··· WORKING DATA ···

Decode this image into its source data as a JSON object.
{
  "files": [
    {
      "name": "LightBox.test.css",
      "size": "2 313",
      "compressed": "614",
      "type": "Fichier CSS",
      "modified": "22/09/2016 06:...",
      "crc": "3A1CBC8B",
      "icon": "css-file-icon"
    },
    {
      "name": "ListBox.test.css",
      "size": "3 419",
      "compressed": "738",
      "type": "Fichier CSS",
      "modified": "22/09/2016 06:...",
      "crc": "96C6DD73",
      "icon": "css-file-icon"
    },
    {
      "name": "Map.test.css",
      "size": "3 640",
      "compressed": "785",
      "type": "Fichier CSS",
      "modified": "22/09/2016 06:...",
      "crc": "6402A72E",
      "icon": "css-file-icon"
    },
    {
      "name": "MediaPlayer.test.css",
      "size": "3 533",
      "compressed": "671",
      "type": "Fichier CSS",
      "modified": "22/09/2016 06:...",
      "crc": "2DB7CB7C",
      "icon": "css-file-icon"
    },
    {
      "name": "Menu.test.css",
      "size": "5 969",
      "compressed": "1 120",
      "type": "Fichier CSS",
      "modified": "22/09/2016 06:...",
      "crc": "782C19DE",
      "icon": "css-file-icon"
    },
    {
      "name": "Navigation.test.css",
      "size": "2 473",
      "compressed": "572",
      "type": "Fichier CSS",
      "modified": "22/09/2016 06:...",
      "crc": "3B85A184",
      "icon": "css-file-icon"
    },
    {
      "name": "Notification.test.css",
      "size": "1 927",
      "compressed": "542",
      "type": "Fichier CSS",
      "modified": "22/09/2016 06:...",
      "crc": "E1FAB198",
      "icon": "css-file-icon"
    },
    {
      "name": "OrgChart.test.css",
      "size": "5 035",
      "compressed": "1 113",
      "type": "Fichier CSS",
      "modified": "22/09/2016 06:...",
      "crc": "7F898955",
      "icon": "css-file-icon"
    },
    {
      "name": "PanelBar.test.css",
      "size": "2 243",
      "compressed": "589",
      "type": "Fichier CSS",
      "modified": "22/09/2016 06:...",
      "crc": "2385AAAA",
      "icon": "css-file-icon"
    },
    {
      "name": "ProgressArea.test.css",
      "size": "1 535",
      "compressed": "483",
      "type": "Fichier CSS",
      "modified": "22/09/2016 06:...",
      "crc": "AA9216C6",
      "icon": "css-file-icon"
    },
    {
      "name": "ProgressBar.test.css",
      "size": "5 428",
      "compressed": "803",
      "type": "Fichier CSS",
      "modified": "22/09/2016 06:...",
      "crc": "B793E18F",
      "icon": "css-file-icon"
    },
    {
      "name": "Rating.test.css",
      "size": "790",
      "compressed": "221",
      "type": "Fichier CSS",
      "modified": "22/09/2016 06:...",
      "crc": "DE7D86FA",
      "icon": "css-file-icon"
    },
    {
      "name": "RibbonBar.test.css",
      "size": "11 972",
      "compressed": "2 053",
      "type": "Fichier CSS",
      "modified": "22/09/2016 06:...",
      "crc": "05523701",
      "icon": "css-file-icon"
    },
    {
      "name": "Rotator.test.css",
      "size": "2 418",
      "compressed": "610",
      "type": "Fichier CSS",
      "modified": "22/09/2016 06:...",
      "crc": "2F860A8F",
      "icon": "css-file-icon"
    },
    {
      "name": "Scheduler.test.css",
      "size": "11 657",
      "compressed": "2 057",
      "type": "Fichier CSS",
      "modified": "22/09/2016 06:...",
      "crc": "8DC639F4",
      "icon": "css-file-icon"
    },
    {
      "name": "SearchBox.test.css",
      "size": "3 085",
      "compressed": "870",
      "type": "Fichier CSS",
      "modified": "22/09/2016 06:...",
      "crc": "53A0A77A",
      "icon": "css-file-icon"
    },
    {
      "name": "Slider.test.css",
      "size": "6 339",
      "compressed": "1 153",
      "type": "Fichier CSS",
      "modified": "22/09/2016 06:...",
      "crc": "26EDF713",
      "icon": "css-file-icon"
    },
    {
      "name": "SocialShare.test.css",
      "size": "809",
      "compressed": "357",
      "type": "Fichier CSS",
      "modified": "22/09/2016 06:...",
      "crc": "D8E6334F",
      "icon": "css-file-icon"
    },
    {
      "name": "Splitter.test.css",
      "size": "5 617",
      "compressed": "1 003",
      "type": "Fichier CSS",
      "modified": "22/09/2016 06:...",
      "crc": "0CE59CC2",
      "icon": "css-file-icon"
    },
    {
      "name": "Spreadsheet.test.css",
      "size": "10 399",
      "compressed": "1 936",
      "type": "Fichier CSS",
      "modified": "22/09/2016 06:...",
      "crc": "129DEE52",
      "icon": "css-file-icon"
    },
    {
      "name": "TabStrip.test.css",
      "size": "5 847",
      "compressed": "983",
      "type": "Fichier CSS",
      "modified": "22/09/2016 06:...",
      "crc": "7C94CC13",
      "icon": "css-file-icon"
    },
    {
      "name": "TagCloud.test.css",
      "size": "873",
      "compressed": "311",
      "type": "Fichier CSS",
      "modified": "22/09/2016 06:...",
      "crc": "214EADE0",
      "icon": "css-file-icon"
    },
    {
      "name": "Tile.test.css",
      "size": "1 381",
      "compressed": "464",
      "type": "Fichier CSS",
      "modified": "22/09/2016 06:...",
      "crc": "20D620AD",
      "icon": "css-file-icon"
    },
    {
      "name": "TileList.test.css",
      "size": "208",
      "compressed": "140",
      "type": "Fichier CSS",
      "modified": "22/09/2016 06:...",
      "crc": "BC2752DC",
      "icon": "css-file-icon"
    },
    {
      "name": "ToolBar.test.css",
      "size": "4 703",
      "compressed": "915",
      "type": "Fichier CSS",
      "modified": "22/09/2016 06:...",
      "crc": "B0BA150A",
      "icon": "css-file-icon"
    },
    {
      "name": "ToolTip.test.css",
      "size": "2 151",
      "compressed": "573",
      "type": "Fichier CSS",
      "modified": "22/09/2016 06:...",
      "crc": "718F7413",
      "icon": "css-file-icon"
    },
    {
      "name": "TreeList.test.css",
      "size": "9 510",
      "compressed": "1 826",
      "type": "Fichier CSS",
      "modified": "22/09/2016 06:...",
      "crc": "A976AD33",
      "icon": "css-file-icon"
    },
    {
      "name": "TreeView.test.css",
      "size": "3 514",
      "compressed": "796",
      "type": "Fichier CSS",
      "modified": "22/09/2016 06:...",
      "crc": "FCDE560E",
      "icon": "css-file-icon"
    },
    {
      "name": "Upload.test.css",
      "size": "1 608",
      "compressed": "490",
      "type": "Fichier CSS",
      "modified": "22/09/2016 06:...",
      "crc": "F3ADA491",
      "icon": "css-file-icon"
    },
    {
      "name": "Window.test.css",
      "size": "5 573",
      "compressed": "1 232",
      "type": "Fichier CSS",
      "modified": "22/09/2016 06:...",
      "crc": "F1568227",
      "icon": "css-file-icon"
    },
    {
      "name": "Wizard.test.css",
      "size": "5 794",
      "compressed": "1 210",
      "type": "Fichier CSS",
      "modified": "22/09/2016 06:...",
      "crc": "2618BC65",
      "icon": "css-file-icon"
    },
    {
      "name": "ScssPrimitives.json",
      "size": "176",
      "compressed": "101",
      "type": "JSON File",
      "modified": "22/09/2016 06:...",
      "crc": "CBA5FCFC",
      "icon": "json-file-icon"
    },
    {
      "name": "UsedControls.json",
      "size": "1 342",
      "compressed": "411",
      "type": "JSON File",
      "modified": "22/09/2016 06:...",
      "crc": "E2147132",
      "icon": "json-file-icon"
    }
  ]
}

···

### STATED PROBLEM
From the data above, extract every line in its exact form.

### RESPONSE
Decode this image into its source data as a JSON object.
{
  "files": [
    {
      "name": "LightBox.test.css",
      "size": "2 313",
      "compressed": "614",
      "type": "Fichier CSS",
      "modified": "22/09/2016 06:...",
      "crc": "3A1CBC8B",
      "icon": "css-file-icon"
    },
    {
      "name": "ListBox.test.css",
      "size": "3 419",
      "compressed": "738",
      "type": "Fichier CSS",
      "modified": "22/09/2016 06:...",
      "crc": "96C6DD73",
      "icon": "css-file-icon"
    },
    {
      "name": "Map.test.css",
      "size": "3 640",
      "compressed": "785",
      "type": "Fichier CSS",
      "modified": "22/09/2016 06:...",
      "crc": "6402A72E",
      "icon": "css-file-icon"
    },
    {
      "name": "MediaPlayer.test.css",
      "size": "3 533",
      "compressed": "671",
      "type": "Fichier CSS",
      "modified": "22/09/2016 06:...",
      "crc": "2DB7CB7C",
      "icon": "css-file-icon"
    },
    {
      "name": "Menu.test.css",
      "size": "5 969",
      "compressed": "1 120",
      "type": "Fichier CSS",
      "modified": "22/09/2016 06:...",
      "crc": "782C19DE",
      "icon": "css-file-icon"
    },
    {
      "name": "Navigation.test.css",
      "size": "2 473",
      "compressed": "572",
      "type": "Fichier CSS",
      "modified": "22/09/2016 06:...",
      "crc": "3B85A184",
      "icon": "css-file-icon"
    },
    {
      "name": "Notification.test.css",
      "size": "1 927",
      "compressed": "542",
      "type": "Fichier CSS",
      "modified": "22/09/2016 06:...",
      "crc": "E1FAB198",
      "icon": "css-file-icon"
    },
    {
      "name": "OrgChart.test.css",
      "size": "5 035",
      "compressed": "1 113",
      "type": "Fichier CSS",
      "modified": "22/09/2016 06:...",
      "crc": "7F898955",
      "icon": "css-file-icon"
    },
    {
      "name": "PanelBar.test.css",
      "size": "2 243",
      "compressed": "589",
      "type": "Fichier CSS",
      "modified": "22/09/2016 06:...",
      "crc": "2385AAAA",
      "icon": "css-file-icon"
    },
    {
      "name": "ProgressArea.test.css",
      "size": "1 535",
      "compressed": "483",
      "type": "Fichier CSS",
      "modified": "22/09/2016 06:...",
      "crc": "AA9216C6",
      "icon": "css-file-icon"
    },
    {
      "name": "ProgressBar.test.css",
      "size": "5 428",
      "compressed": "803",
      "type": "Fichier CSS",
      "modified": "22/09/2016 06:...",
      "crc": "B793E18F",
      "icon": "css-file-icon"
    },
    {
      "name": "Rating.test.css",
      "size": "790",
      "compressed": "221",
      "type": "Fichier CSS",
      "modified": "22/09/2016 06:...",
      "crc": "DE7D86FA",
      "icon": "css-file-icon"
    },
    {
      "name": "RibbonBar.test.css",
      "size": "11 972",
      "compressed": "2 053",
      "type": "Fichier CSS",
      "modified": "22/09/2016 06:...",
      "crc": "05523701",
      "icon": "css-file-icon"
    },
    {
      "name": "Rotator.test.css",
      "size": "2 418",
      "compressed": "610",
      "type": "Fichier CSS",
      "modified": "22/09/2016 06:...",
      "crc": "2F860A8F",
      "icon": "css-file-icon"
    },
    {
      "name": "Scheduler.test.css",
      "size": "11 657",
      "compressed": "2 057",
      "type": "Fichier CSS",
      "modified": "22/09/2016 06:...",
      "crc": "8DC639F4",
      "icon": "css-file-icon"
    },
    {
      "name": "SearchBox.test.css",
      "size": "3 085",
      "compressed": "870",
      "type": "Fichier CSS",
      "modified": "22/09/2016 06:...",
      "crc": "53A0A77A",
      "icon": "css-file-icon"
    },
    {
      "name": "Slider.test.css",
      "size": "6 339",
      "compressed": "1 153",
      "type": "Fichier CSS",
      "modified": "22/09/2016 06:...",
      "crc": "26EDF713",
      "icon": "css-file-icon"
    },
    {
      "name": "SocialShare.test.css",
      "size": "809",
      "compressed": "357",
      "type": "Fichier CSS",
      "modified": "22/09/2016 06:...",
      "crc": "D8E6334F",
      "icon": "css-file-icon"
    },
    {
      "name": "Splitter.test.css",
      "size": "5 617",
      "compressed": "1 003",
      "type": "Fichier CSS",
      "modified": "22/09/2016 06:...",
      "crc": "0CE59CC2",
      "icon": "css-file-icon"
    },
    {
      "name": "Spreadsheet.test.css",
      "size": "10 399",
      "compressed": "1 936",
      "type": "Fichier CSS",
      "modified": "22/09/2016 06:...",
      "crc": "129DEE52",
      "icon": "css-file-icon"
    },
    {
      "name": "TabStrip.test.css",
      "size": "5 847",
      "compressed": "983",
      "type": "Fichier CSS",
      "modified": "22/09/2016 06:...",
      "crc": "7C94CC13",
      "icon": "css-file-icon"
    },
    {
      "name": "TagCloud.test.css",
      "size": "873",
      "compressed": "311",
      "type": "Fichier CSS",
      "modified": "22/09/2016 06:...",
      "crc": "214EADE0",
      "icon": "css-file-icon"
    },
    {
      "name": "Tile.test.css",
      "size": "1 381",
      "compressed": "464",
      "type": "Fichier CSS",
      "modified": "22/09/2016 06:...",
      "crc": "20D620AD",
      "icon": "css-file-icon"
    },
    {
      "name": "TileList.test.css",
      "size": "208",
      "compressed": "140",
      "type": "Fichier CSS",
      "modified": "22/09/2016 06:...",
      "crc": "BC2752DC",
      "icon": "css-file-icon"
    },
    {
      "name": "ToolBar.test.css",
      "size": "4 703",
      "compressed": "915",
      "type": "Fichier CSS",
      "modified": "22/09/2016 06:...",
      "crc": "B0BA150A",
      "icon": "css-file-icon"
    },
    {
      "name": "ToolTip.test.css",
      "size": "2 151",
      "compressed": "573",
      "type": "Fichier CSS",
      "modified": "22/09/2016 06:...",
      "crc": "718F7413",
      "icon": "css-file-icon"
    },
    {
      "name": "TreeList.test.css",
      "size": "9 510",
      "compressed": "1 826",
      "type": "Fichier CSS",
      "modified": "22/09/2016 06:...",
      "crc": "A976AD33",
      "icon": "css-file-icon"
    },
    {
      "name": "TreeView.test.css",
      "size": "3 514",
      "compressed": "796",
      "type": "Fichier CSS",
      "modified": "22/09/2016 06:...",
      "crc": "FCDE560E",
      "icon": "css-file-icon"
    },
    {
      "name": "Upload.test.css",
      "size": "1 608",
      "compressed": "490",
      "type": "Fichier CSS",
      "modified": "22/09/2016 06:...",
      "crc": "F3ADA491",
      "icon": "css-file-icon"
    },
    {
      "name": "Window.test.css",
      "size": "5 573",
      "compressed": "1 232",
      "type": "Fichier CSS",
      "modified": "22/09/2016 06:...",
      "crc": "F1568227",
      "icon": "css-file-icon"
    },
    {
      "name": "Wizard.test.css",
      "size": "5 794",
      "compressed": "1 210",
      "type": "Fichier CSS",
      "modified": "22/09/2016 06:...",
      "crc": "2618BC65",
      "icon": "css-file-icon"
    },
    {
      "name": "ScssPrimitives.json",
      "size": "176",
      "compressed": "101",
      "type": "JSON File",
      "modified": "22/09/2016 06:...",
      "crc": "CBA5FCFC",
      "icon": "json-file-icon"
    },
    {
      "name": "UsedControls.json",
      "size": "1 342",
      "compressed": "411",
      "type": "JSON File",
      "modified": "22/09/2016 06:...",
      "crc": "E2147132",
      "icon": "json-file-icon"
    }
  ]
}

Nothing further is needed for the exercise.